===== Record excerpts
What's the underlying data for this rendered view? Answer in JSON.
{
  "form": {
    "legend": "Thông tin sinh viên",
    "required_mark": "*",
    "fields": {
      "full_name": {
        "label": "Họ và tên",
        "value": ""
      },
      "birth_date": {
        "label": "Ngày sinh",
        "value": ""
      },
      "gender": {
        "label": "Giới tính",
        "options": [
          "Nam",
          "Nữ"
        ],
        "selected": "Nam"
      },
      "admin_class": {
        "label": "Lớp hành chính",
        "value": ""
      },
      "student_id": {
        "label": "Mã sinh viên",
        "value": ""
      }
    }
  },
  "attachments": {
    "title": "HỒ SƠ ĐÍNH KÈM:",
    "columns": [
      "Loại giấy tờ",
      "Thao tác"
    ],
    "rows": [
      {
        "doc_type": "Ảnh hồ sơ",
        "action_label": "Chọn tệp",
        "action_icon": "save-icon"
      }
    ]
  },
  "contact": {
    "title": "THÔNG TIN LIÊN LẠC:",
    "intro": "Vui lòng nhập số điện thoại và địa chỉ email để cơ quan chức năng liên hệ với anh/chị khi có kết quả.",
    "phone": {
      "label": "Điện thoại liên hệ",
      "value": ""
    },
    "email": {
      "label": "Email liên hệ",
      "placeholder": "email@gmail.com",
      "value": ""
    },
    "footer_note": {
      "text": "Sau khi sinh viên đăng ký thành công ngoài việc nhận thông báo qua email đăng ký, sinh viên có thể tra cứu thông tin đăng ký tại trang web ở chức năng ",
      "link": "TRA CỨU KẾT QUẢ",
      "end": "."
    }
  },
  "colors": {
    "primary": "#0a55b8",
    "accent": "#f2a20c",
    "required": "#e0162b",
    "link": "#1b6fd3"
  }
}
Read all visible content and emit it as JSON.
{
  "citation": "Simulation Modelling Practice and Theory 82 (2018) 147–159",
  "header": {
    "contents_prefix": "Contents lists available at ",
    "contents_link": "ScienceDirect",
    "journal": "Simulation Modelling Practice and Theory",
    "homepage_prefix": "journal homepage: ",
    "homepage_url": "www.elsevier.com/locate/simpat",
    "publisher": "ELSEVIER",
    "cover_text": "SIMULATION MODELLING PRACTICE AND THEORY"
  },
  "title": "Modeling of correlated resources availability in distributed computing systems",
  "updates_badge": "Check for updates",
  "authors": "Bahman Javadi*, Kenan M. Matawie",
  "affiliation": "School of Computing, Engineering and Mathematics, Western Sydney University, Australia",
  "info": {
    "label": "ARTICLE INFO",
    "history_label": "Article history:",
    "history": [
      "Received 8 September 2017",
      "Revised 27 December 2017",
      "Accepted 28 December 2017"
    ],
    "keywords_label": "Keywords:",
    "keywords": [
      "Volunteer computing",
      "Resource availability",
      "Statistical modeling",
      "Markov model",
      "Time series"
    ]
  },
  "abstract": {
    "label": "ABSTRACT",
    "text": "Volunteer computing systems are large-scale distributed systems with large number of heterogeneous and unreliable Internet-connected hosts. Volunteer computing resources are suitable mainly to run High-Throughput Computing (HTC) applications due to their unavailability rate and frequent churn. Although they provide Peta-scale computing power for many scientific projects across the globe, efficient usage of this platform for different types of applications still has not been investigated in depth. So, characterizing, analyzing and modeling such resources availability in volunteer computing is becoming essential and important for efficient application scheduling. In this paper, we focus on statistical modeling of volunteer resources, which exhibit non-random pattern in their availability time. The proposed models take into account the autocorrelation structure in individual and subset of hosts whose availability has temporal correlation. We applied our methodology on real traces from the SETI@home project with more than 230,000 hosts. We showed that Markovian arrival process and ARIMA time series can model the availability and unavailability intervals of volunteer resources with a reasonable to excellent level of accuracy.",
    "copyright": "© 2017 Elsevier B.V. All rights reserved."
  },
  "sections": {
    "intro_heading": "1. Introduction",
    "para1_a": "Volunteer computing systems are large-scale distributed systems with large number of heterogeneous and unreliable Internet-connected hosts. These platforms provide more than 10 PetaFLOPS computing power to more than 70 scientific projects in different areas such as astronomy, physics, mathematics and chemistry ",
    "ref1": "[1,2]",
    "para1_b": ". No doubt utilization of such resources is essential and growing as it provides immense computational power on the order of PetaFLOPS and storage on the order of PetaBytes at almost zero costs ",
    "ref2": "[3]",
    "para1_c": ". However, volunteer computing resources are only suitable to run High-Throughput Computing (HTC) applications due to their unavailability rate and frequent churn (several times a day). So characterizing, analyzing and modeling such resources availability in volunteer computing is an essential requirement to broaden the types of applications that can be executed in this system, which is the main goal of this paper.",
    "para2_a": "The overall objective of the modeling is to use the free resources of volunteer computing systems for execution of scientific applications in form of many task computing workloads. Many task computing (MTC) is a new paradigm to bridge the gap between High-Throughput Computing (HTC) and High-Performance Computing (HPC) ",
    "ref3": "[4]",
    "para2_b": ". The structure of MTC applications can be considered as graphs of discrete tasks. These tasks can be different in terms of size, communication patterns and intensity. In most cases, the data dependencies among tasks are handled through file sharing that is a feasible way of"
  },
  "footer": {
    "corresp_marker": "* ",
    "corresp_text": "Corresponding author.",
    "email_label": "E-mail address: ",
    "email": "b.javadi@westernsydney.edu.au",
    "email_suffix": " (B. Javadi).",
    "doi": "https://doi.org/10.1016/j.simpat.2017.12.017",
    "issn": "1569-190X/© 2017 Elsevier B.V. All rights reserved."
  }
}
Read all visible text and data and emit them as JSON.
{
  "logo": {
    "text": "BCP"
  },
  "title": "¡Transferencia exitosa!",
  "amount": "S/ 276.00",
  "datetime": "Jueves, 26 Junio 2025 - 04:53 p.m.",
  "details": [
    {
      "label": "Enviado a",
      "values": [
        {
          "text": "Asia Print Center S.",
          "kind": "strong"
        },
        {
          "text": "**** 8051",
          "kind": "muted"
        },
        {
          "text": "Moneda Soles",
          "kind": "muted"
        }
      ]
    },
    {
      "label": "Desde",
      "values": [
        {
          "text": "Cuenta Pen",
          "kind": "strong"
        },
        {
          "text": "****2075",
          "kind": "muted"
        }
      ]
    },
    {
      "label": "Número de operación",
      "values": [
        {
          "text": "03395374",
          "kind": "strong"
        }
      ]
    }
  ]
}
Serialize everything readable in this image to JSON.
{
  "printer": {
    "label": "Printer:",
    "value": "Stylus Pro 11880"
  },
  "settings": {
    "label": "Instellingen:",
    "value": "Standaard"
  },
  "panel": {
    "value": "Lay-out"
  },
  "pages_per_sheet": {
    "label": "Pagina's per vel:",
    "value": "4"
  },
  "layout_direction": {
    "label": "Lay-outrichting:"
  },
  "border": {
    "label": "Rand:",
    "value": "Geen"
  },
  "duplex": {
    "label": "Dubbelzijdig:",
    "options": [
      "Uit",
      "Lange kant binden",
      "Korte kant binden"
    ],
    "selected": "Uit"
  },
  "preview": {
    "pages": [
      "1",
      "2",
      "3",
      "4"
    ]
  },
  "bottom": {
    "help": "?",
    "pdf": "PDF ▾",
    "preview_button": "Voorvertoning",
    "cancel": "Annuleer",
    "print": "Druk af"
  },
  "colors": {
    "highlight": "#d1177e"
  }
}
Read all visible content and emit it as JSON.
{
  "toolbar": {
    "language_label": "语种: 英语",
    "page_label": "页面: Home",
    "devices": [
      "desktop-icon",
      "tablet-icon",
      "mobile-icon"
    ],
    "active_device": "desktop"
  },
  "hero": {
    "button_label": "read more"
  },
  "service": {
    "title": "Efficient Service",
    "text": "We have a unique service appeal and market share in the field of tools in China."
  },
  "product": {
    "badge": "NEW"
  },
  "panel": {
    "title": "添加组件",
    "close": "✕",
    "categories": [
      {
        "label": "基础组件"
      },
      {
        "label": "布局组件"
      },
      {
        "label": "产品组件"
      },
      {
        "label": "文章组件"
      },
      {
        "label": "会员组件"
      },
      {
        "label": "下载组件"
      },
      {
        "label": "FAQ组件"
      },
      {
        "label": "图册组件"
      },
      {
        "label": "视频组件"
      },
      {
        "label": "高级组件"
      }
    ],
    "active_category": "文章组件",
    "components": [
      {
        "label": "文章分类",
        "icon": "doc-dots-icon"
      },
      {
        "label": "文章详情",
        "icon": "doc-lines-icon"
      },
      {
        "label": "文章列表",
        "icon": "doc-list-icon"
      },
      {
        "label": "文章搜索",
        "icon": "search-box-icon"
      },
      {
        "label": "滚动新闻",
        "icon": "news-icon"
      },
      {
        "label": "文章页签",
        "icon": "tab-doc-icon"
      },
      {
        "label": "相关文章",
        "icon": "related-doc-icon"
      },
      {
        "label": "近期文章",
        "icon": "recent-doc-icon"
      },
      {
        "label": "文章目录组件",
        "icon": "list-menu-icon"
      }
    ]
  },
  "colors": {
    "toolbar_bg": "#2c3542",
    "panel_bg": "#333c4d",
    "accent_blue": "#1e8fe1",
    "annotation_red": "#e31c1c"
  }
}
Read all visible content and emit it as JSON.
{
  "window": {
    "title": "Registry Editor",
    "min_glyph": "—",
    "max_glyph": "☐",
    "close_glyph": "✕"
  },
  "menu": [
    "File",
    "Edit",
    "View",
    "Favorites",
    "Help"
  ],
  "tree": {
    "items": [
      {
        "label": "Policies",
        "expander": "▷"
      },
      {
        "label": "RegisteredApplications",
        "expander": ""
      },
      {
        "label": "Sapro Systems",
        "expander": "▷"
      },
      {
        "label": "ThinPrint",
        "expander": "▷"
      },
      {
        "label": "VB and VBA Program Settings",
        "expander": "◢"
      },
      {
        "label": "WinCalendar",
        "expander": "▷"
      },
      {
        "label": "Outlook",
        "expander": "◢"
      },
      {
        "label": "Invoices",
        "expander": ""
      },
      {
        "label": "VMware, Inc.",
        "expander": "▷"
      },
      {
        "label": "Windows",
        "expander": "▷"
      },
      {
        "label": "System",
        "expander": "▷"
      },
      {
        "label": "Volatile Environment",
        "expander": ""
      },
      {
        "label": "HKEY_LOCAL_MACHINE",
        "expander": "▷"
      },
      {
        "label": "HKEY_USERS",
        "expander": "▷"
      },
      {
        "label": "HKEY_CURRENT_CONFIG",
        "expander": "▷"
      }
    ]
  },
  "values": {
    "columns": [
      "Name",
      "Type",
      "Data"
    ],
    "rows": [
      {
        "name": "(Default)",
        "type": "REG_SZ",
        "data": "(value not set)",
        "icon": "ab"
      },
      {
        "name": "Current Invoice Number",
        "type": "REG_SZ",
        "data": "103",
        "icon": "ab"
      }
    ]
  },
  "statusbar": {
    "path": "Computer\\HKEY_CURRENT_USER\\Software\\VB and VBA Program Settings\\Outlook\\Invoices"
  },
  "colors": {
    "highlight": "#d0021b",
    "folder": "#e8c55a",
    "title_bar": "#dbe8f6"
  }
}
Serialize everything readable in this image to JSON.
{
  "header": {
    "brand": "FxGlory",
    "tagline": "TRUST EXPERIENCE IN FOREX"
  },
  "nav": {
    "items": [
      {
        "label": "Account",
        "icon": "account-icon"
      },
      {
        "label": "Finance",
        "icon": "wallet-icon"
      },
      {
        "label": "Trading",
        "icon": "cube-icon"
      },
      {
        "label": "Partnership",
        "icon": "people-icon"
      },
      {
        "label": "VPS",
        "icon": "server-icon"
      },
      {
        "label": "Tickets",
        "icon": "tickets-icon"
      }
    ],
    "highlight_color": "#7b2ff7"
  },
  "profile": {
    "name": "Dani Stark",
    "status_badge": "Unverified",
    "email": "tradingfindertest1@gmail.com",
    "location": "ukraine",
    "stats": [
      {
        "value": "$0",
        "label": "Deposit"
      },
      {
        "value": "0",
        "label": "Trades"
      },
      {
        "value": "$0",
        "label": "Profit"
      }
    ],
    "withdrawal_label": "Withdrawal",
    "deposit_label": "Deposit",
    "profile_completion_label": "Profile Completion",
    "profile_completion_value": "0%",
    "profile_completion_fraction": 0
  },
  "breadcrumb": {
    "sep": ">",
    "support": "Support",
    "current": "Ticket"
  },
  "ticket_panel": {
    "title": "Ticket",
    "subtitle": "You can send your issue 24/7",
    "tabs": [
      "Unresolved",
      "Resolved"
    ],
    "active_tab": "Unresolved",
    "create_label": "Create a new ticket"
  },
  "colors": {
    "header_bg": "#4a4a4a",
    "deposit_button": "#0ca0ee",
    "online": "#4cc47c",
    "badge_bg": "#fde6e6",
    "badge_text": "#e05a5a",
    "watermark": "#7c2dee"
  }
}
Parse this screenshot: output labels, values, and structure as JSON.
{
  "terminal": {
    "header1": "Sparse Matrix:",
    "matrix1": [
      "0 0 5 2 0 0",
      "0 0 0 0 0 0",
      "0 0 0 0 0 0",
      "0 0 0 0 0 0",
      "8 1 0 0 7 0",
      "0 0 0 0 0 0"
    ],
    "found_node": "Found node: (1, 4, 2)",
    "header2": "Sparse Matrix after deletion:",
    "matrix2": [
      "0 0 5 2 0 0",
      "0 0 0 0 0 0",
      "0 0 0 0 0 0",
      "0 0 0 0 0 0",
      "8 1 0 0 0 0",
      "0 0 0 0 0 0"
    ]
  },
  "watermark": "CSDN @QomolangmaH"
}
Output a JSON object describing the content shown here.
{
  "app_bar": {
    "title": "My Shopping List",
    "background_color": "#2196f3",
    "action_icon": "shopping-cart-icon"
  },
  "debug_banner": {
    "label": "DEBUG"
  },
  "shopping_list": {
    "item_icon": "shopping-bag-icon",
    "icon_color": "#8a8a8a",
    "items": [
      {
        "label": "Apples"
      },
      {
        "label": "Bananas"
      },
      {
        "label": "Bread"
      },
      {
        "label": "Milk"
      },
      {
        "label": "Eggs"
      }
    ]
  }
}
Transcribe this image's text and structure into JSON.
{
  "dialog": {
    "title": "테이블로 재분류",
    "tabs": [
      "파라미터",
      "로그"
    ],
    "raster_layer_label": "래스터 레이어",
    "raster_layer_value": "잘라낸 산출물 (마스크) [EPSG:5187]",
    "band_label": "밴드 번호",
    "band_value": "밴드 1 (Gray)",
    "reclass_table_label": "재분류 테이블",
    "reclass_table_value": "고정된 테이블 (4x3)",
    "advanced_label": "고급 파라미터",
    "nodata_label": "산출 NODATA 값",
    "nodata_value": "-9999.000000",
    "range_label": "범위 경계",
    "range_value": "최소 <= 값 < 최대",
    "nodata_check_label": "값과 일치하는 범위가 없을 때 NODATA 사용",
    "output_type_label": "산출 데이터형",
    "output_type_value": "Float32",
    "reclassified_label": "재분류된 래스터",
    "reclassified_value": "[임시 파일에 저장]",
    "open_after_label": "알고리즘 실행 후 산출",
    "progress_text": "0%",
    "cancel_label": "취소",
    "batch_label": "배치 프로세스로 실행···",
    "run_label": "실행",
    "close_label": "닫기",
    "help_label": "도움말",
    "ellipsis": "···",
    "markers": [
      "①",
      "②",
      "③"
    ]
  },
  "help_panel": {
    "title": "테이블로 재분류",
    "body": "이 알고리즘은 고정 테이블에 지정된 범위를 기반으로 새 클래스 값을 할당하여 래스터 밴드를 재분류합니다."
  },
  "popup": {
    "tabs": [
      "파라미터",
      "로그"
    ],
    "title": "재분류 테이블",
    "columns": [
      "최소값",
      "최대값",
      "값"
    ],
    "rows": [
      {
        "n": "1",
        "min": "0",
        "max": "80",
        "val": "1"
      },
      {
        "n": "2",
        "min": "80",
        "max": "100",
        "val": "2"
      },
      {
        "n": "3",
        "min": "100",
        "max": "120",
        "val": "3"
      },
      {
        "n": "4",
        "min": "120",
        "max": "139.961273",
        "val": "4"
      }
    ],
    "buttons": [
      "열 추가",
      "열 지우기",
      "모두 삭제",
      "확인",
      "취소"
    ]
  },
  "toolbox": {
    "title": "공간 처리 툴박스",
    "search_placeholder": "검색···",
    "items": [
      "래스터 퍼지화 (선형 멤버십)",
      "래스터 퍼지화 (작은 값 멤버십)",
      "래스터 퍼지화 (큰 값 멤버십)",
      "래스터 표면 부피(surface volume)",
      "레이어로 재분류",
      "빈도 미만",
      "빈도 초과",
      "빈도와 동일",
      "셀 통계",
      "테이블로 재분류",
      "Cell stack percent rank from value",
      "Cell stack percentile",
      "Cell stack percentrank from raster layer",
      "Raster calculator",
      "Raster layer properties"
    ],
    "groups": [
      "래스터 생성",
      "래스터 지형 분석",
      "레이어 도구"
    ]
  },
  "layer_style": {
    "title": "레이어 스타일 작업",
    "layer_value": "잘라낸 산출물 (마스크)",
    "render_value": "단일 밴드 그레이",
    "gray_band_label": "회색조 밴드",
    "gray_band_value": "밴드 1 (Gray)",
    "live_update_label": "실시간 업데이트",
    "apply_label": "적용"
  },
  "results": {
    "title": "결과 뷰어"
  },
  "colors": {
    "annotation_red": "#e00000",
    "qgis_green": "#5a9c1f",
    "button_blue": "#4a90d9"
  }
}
==========
● What this task involves
Find the word "kant" in the data and copy out each line where it turns up.

● Completed exercise
      "Lange kant binden",
      "Korte kant binden"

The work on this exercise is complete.